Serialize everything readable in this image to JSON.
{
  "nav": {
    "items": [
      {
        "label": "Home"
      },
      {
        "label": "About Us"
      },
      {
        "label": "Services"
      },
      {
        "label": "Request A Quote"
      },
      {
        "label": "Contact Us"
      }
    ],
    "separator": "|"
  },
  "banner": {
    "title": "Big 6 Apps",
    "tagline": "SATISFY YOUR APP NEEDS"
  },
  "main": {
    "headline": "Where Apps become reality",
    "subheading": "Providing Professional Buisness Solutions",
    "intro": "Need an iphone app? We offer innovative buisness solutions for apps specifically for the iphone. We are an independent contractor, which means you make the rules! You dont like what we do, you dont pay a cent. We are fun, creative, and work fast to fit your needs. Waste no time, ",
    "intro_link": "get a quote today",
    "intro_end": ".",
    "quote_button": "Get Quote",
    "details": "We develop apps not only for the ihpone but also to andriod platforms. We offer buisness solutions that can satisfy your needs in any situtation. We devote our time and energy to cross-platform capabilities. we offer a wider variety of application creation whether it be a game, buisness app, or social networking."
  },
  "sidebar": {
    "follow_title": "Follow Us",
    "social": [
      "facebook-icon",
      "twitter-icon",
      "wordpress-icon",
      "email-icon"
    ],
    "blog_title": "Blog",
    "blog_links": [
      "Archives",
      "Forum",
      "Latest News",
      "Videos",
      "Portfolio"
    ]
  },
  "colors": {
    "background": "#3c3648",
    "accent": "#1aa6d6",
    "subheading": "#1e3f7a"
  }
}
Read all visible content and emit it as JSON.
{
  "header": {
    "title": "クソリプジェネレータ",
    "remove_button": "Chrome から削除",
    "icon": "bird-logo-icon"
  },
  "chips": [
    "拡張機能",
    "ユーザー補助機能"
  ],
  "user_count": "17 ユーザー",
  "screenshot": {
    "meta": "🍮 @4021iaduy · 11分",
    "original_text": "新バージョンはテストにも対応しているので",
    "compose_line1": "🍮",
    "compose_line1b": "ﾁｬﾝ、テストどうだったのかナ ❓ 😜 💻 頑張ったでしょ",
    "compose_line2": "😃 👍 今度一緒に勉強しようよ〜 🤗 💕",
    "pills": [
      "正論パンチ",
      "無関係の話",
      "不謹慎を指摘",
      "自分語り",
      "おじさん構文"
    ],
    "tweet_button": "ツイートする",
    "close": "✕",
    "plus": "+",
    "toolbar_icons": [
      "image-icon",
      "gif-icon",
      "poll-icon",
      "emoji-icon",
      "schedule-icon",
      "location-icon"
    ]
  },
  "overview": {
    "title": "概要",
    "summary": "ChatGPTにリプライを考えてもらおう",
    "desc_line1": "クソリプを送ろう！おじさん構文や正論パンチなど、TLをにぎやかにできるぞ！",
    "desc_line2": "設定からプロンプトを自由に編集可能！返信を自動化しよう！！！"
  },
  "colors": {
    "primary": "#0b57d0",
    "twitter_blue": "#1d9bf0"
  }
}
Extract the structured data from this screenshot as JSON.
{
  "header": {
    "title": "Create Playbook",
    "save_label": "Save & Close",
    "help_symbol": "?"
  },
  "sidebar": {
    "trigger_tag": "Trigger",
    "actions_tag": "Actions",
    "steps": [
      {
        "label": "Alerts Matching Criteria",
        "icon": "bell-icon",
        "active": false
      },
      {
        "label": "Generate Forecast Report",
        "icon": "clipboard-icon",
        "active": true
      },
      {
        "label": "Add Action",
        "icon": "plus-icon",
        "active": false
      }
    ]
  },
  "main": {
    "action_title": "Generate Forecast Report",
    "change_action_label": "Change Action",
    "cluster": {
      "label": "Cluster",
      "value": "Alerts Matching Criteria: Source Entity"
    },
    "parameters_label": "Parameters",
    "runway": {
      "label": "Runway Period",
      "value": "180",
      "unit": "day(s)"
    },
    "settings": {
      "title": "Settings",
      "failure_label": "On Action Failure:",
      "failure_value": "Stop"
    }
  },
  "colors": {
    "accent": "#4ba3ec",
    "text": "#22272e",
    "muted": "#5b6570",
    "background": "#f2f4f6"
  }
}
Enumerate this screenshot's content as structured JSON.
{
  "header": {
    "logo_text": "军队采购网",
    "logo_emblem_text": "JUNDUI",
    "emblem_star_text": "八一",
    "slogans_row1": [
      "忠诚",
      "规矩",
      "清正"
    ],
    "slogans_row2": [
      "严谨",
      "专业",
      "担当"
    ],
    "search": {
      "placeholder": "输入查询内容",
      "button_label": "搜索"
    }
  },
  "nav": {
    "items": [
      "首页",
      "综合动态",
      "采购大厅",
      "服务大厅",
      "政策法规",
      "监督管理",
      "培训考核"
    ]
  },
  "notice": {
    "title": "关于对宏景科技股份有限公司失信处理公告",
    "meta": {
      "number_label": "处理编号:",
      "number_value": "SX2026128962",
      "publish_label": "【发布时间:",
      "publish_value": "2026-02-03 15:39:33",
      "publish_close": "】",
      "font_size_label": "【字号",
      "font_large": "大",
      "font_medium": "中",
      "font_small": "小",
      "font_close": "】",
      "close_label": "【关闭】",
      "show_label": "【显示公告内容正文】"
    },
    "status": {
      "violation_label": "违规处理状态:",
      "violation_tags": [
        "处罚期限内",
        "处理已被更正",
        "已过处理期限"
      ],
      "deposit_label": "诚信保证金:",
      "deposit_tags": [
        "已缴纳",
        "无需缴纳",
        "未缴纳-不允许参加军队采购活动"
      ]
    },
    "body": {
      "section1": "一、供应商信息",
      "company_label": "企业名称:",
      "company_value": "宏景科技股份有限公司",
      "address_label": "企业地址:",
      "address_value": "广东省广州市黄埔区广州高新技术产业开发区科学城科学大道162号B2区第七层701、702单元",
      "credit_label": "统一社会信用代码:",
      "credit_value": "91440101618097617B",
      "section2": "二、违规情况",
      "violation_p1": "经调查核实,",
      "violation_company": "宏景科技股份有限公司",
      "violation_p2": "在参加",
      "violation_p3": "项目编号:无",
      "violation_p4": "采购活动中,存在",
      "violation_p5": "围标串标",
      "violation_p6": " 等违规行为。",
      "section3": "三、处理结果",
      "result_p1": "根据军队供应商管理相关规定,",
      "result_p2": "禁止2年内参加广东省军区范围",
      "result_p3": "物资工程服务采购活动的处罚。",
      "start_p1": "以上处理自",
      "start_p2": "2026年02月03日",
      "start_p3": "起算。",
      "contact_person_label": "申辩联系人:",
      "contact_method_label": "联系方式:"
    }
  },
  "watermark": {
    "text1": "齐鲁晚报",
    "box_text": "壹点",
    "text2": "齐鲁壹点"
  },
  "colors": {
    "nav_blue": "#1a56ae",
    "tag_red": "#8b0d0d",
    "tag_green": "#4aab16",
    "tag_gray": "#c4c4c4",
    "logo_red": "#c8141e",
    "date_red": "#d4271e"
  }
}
--------------------------------------------------
Pick out each line containing "Criteria" and report it.

# WRITTEN ANSWER
        "label": "Alerts Matching Criteria",
      "value": "Alerts Matching Criteria: Source Entity"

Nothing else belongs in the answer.